§ PROBLEM DESCRIPTION
Answer with a single number: how many lines in the listing below include "optional"?

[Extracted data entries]
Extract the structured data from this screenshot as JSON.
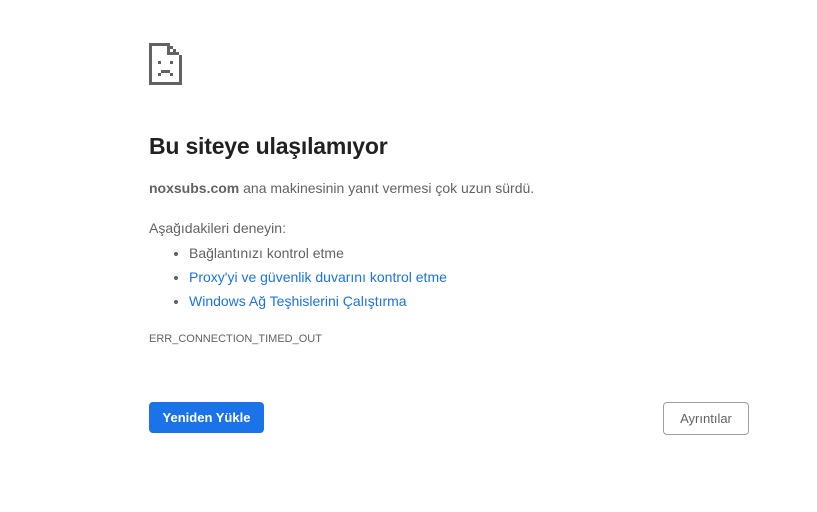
{
  "error": {
    "icon": "sad-page-icon",
    "title": "Bu siteye ulaşılamıyor",
    "host": "noxsubs.com",
    "description_rest": " ana makinesinin yanıt vermesi çok uzun sürdü.",
    "try_label": "Aşağıdakileri deneyin:",
    "suggestions": [
      {
        "label": "Bağlantınızı kontrol etme",
        "link": false
      },
      {
        "label": "Proxy'yi ve güvenlik duvarını kontrol etme",
        "link": true
      },
      {
        "label": "Windows Ağ Teşhislerini Çalıştırma",
        "link": true
      }
    ],
    "code": "ERR_CONNECTION_TIMED_OUT"
  },
  "buttons": {
    "reload_label": "Yeniden Yükle",
    "details_label": "Ayrıntılar"
  },
  "colors": {
    "accent": "#1a73e8",
    "text": "#202124",
    "secondary_text": "#5f6368"
  }
}
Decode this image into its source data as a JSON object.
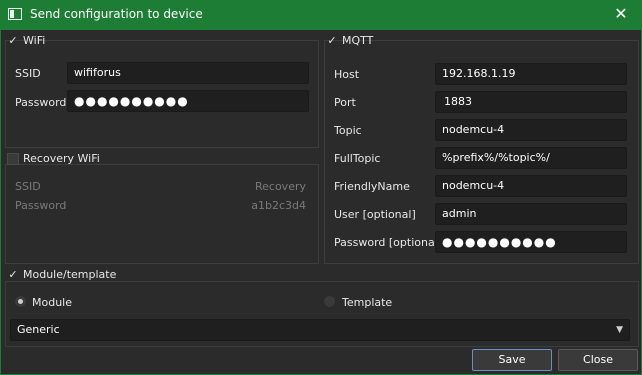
{
  "window": {
    "title": "Send configuration to device"
  },
  "wifi": {
    "header": "WiFi",
    "check": "✓",
    "ssid_label": "SSID",
    "ssid_value": "wififorus",
    "password_label": "Password",
    "password_value": "●●●●●●●●●●"
  },
  "recovery": {
    "header": "Recovery WiFi",
    "ssid_label": "SSID",
    "ssid_value": "Recovery",
    "password_label": "Password",
    "password_value": "a1b2c3d4"
  },
  "mqtt": {
    "header": "MQTT",
    "check": "✓",
    "host_label": "Host",
    "host_value": "192.168.1.19",
    "port_label": "Port",
    "port_value": "1883",
    "topic_label": "Topic",
    "topic_value": "nodemcu-4",
    "fulltopic_label": "FullTopic",
    "fulltopic_value": "%prefix%/%topic%/",
    "friendly_label": "FriendlyName",
    "friendly_value": "nodemcu-4",
    "user_label": "User [optional]",
    "user_value": "admin",
    "password_label": "Password [optional]",
    "password_value": "●●●●●●●●●●"
  },
  "module": {
    "header": "Module/template",
    "check": "✓",
    "radio_module": "Module",
    "radio_template": "Template",
    "select_value": "Generic",
    "caret": "▼"
  },
  "buttons": {
    "save": "Save",
    "close": "Close"
  },
  "icons": {
    "close": "✕"
  }
}
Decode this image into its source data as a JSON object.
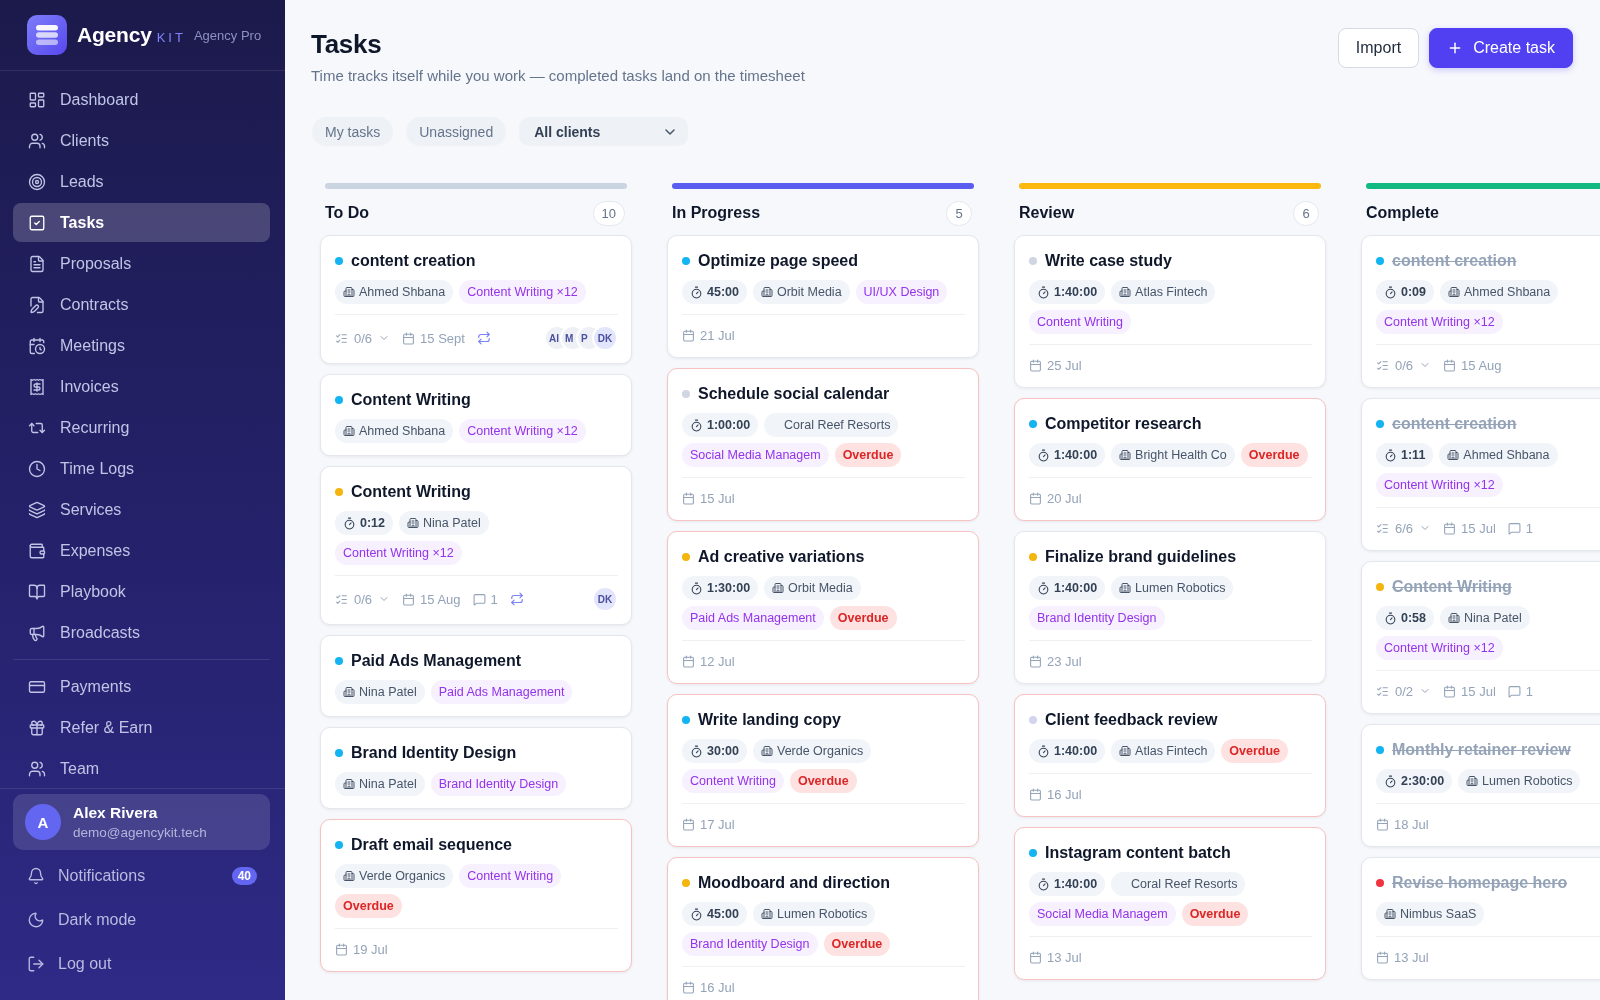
{
  "sidebar": {
    "brand": {
      "name": "Agency",
      "suffix": "KIT",
      "plan": "Agency Pro"
    },
    "nav": [
      {
        "label": "Dashboard",
        "selected": false
      },
      {
        "label": "Clients",
        "selected": false
      },
      {
        "label": "Leads",
        "selected": false
      },
      {
        "label": "Tasks",
        "selected": true
      },
      {
        "label": "Proposals",
        "selected": false
      },
      {
        "label": "Contracts",
        "selected": false
      },
      {
        "label": "Meetings",
        "selected": false
      },
      {
        "label": "Invoices",
        "selected": false
      },
      {
        "label": "Recurring",
        "selected": false
      },
      {
        "label": "Time Logs",
        "selected": false
      },
      {
        "label": "Services",
        "selected": false
      },
      {
        "label": "Expenses",
        "selected": false
      },
      {
        "label": "Playbook",
        "selected": false
      },
      {
        "label": "Broadcasts",
        "selected": false
      }
    ],
    "nav_secondary": [
      {
        "label": "Payments",
        "selected": false
      },
      {
        "label": "Refer & Earn",
        "selected": false
      },
      {
        "label": "Team",
        "selected": false
      }
    ],
    "user": {
      "initial": "A",
      "name": "Alex Rivera",
      "email": "demo@agencykit.tech"
    },
    "footer_links": [
      {
        "label": "Notifications",
        "badge": "40"
      },
      {
        "label": "Dark mode"
      },
      {
        "label": "Log out"
      }
    ]
  },
  "header": {
    "title": "Tasks",
    "subtitle": "Time tracks itself while you work — completed tasks land on the timesheet",
    "actions": [
      {
        "label": "Import",
        "kind": "secondary"
      },
      {
        "label": "Create task",
        "kind": "primary"
      }
    ]
  },
  "filters": {
    "toggles": [
      {
        "label": "My tasks",
        "selected": false
      },
      {
        "label": "Unassigned",
        "selected": false
      }
    ],
    "client_select": {
      "value": "All clients"
    }
  },
  "board": {
    "columns": [
      {
        "title": "To Do",
        "count": "10",
        "color": "#cbd5e1",
        "cards": [
          {
            "title": "content creation",
            "color": "#13b4f2",
            "done": false,
            "overdue": false,
            "chip_rows": [
              [
                {
                  "kind": "client",
                  "text": "Ahmed Shbana"
                },
                {
                  "kind": "tag",
                  "text": "Content Writing ×12"
                }
              ]
            ],
            "footer": {
              "checklist": "0/6",
              "date": "15 Sept",
              "recurring": true,
              "assignees": [
                {
                  "initials": "AI",
                  "color": "#eef0f6"
                },
                {
                  "initials": "M",
                  "color": "#eef0f6"
                },
                {
                  "initials": "P",
                  "color": "#eef0f6"
                },
                {
                  "initials": "DK",
                  "color": "#e2e5fb"
                }
              ]
            }
          },
          {
            "title": "Content Writing",
            "color": "#13b4f2",
            "done": false,
            "overdue": false,
            "chip_rows": [
              [
                {
                  "kind": "client",
                  "text": "Ahmed Shbana"
                },
                {
                  "kind": "tag",
                  "text": "Content Writing ×12"
                }
              ]
            ]
          },
          {
            "title": "Content Writing",
            "color": "#f5b50f",
            "done": false,
            "overdue": false,
            "chip_rows": [
              [
                {
                  "kind": "timer",
                  "text": "0:12"
                },
                {
                  "kind": "client",
                  "text": "Nina Patel"
                }
              ],
              [
                {
                  "kind": "tag",
                  "text": "Content Writing ×12"
                }
              ]
            ],
            "footer": {
              "checklist": "0/6",
              "date": "15 Aug",
              "comments": "1",
              "recurring": true,
              "assignees": [
                {
                  "initials": "DK",
                  "color": "#e2e5fb"
                }
              ]
            }
          },
          {
            "title": "Paid Ads Management",
            "color": "#13b4f2",
            "done": false,
            "overdue": false,
            "chip_rows": [
              [
                {
                  "kind": "client",
                  "text": "Nina Patel"
                },
                {
                  "kind": "tag",
                  "text": "Paid Ads Management"
                }
              ]
            ]
          },
          {
            "title": "Brand Identity Design",
            "color": "#13b4f2",
            "done": false,
            "overdue": false,
            "chip_rows": [
              [
                {
                  "kind": "client",
                  "text": "Nina Patel"
                },
                {
                  "kind": "tag",
                  "text": "Brand Identity Design"
                }
              ]
            ]
          },
          {
            "title": "Draft email sequence",
            "color": "#13b4f2",
            "done": false,
            "overdue": true,
            "chip_rows": [
              [
                {
                  "kind": "client",
                  "text": "Verde Organics"
                },
                {
                  "kind": "tag",
                  "text": "Content Writing"
                }
              ],
              [
                {
                  "kind": "overdue",
                  "text": "Overdue"
                }
              ]
            ],
            "footer": {
              "date": "19 Jul"
            }
          }
        ]
      },
      {
        "title": "In Progress",
        "count": "5",
        "color": "#5b5cf0",
        "cards": [
          {
            "title": "Optimize page speed",
            "color": "#13b4f2",
            "done": false,
            "overdue": false,
            "chip_rows": [
              [
                {
                  "kind": "timer",
                  "text": "45:00"
                },
                {
                  "kind": "client",
                  "text": "Orbit Media"
                },
                {
                  "kind": "tag",
                  "text": "UI/UX Design"
                }
              ]
            ],
            "footer": {
              "date": "21 Jul"
            }
          },
          {
            "title": "Schedule social calendar",
            "color": "#cfd6e2",
            "done": false,
            "overdue": true,
            "chip_rows": [
              [
                {
                  "kind": "timer",
                  "text": "1:00:00"
                },
                {
                  "kind": "plain",
                  "text": "Coral Reef Resorts"
                }
              ],
              [
                {
                  "kind": "tag",
                  "text": "Social Media Managem"
                },
                {
                  "kind": "overdue",
                  "text": "Overdue"
                }
              ]
            ],
            "footer": {
              "date": "15 Jul"
            }
          },
          {
            "title": "Ad creative variations",
            "color": "#f5b50f",
            "done": false,
            "overdue": true,
            "chip_rows": [
              [
                {
                  "kind": "timer",
                  "text": "1:30:00"
                },
                {
                  "kind": "client",
                  "text": "Orbit Media"
                }
              ],
              [
                {
                  "kind": "tag",
                  "text": "Paid Ads Management"
                },
                {
                  "kind": "overdue",
                  "text": "Overdue"
                }
              ]
            ],
            "footer": {
              "date": "12 Jul"
            }
          },
          {
            "title": "Write landing copy",
            "color": "#13b4f2",
            "done": false,
            "overdue": true,
            "chip_rows": [
              [
                {
                  "kind": "timer",
                  "text": "30:00"
                },
                {
                  "kind": "client",
                  "text": "Verde Organics"
                }
              ],
              [
                {
                  "kind": "tag",
                  "text": "Content Writing"
                },
                {
                  "kind": "overdue",
                  "text": "Overdue"
                }
              ]
            ],
            "footer": {
              "date": "17 Jul"
            }
          },
          {
            "title": "Moodboard and direction",
            "color": "#f5b50f",
            "done": false,
            "overdue": true,
            "chip_rows": [
              [
                {
                  "kind": "timer",
                  "text": "45:00"
                },
                {
                  "kind": "client",
                  "text": "Lumen Robotics"
                }
              ],
              [
                {
                  "kind": "tag",
                  "text": "Brand Identity Design"
                },
                {
                  "kind": "overdue",
                  "text": "Overdue"
                }
              ]
            ],
            "footer": {
              "date": "16 Jul"
            }
          }
        ]
      },
      {
        "title": "Review",
        "count": "6",
        "color": "#fbb80f",
        "cards": [
          {
            "title": "Write case study",
            "color": "#cfd6e2",
            "done": false,
            "overdue": false,
            "chip_rows": [
              [
                {
                  "kind": "timer",
                  "text": "1:40:00"
                },
                {
                  "kind": "client",
                  "text": "Atlas Fintech"
                }
              ],
              [
                {
                  "kind": "tag",
                  "text": "Content Writing"
                }
              ]
            ],
            "footer": {
              "date": "25 Jul"
            }
          },
          {
            "title": "Competitor research",
            "color": "#13b4f2",
            "done": false,
            "overdue": true,
            "chip_rows": [
              [
                {
                  "kind": "timer",
                  "text": "1:40:00"
                },
                {
                  "kind": "client",
                  "text": "Bright Health Co"
                },
                {
                  "kind": "overdue",
                  "text": "Overdue"
                }
              ]
            ],
            "footer": {
              "date": "20 Jul"
            }
          },
          {
            "title": "Finalize brand guidelines",
            "color": "#f5b50f",
            "done": false,
            "overdue": false,
            "chip_rows": [
              [
                {
                  "kind": "timer",
                  "text": "1:40:00"
                },
                {
                  "kind": "client",
                  "text": "Lumen Robotics"
                }
              ],
              [
                {
                  "kind": "tag",
                  "text": "Brand Identity Design"
                }
              ]
            ],
            "footer": {
              "date": "23 Jul"
            }
          },
          {
            "title": "Client feedback review",
            "color": "#d3d4ee",
            "done": false,
            "overdue": true,
            "chip_rows": [
              [
                {
                  "kind": "timer",
                  "text": "1:40:00"
                },
                {
                  "kind": "client",
                  "text": "Atlas Fintech"
                },
                {
                  "kind": "overdue",
                  "text": "Overdue"
                }
              ]
            ],
            "footer": {
              "date": "16 Jul"
            }
          },
          {
            "title": "Instagram content batch",
            "color": "#13b4f2",
            "done": false,
            "overdue": true,
            "chip_rows": [
              [
                {
                  "kind": "timer",
                  "text": "1:40:00"
                },
                {
                  "kind": "plain",
                  "text": "Coral Reef Resorts"
                }
              ],
              [
                {
                  "kind": "tag",
                  "text": "Social Media Managem"
                },
                {
                  "kind": "overdue",
                  "text": "Overdue"
                }
              ]
            ],
            "footer": {
              "date": "13 Jul"
            }
          }
        ]
      },
      {
        "title": "Complete",
        "color": "#12b981",
        "cards": [
          {
            "title": "content creation",
            "color": "#13b4f2",
            "done": true,
            "overdue": false,
            "chip_rows": [
              [
                {
                  "kind": "timer",
                  "text": "0:09"
                },
                {
                  "kind": "client",
                  "text": "Ahmed Shbana"
                }
              ],
              [
                {
                  "kind": "tag",
                  "text": "Content Writing ×12"
                }
              ]
            ],
            "footer": {
              "checklist": "0/6",
              "date": "15 Aug"
            }
          },
          {
            "title": "content creation",
            "color": "#13b4f2",
            "done": true,
            "overdue": false,
            "chip_rows": [
              [
                {
                  "kind": "timer",
                  "text": "1:11"
                },
                {
                  "kind": "client",
                  "text": "Ahmed Shbana"
                }
              ],
              [
                {
                  "kind": "tag",
                  "text": "Content Writing ×12"
                }
              ]
            ],
            "footer": {
              "checklist": "6/6",
              "date": "15 Jul",
              "comments": "1"
            }
          },
          {
            "title": "Content Writing",
            "color": "#f5b50f",
            "done": true,
            "overdue": false,
            "chip_rows": [
              [
                {
                  "kind": "timer",
                  "text": "0:58"
                },
                {
                  "kind": "client",
                  "text": "Nina Patel"
                }
              ],
              [
                {
                  "kind": "tag",
                  "text": "Content Writing ×12"
                }
              ]
            ],
            "footer": {
              "checklist": "0/2",
              "date": "15 Jul",
              "comments": "1"
            }
          },
          {
            "title": "Monthly retainer review",
            "color": "#13b4f2",
            "done": true,
            "overdue": false,
            "chip_rows": [
              [
                {
                  "kind": "timer",
                  "text": "2:30:00"
                },
                {
                  "kind": "client",
                  "text": "Lumen Robotics"
                }
              ]
            ],
            "footer": {
              "date": "18 Jul"
            }
          },
          {
            "title": "Revise homepage hero",
            "color": "#ef3340",
            "done": true,
            "overdue": false,
            "chip_rows": [
              [
                {
                  "kind": "client",
                  "text": "Nimbus SaaS"
                }
              ]
            ],
            "footer": {
              "date": "13 Jul"
            }
          }
        ]
      }
    ]
  }
}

§ SOLUTION
2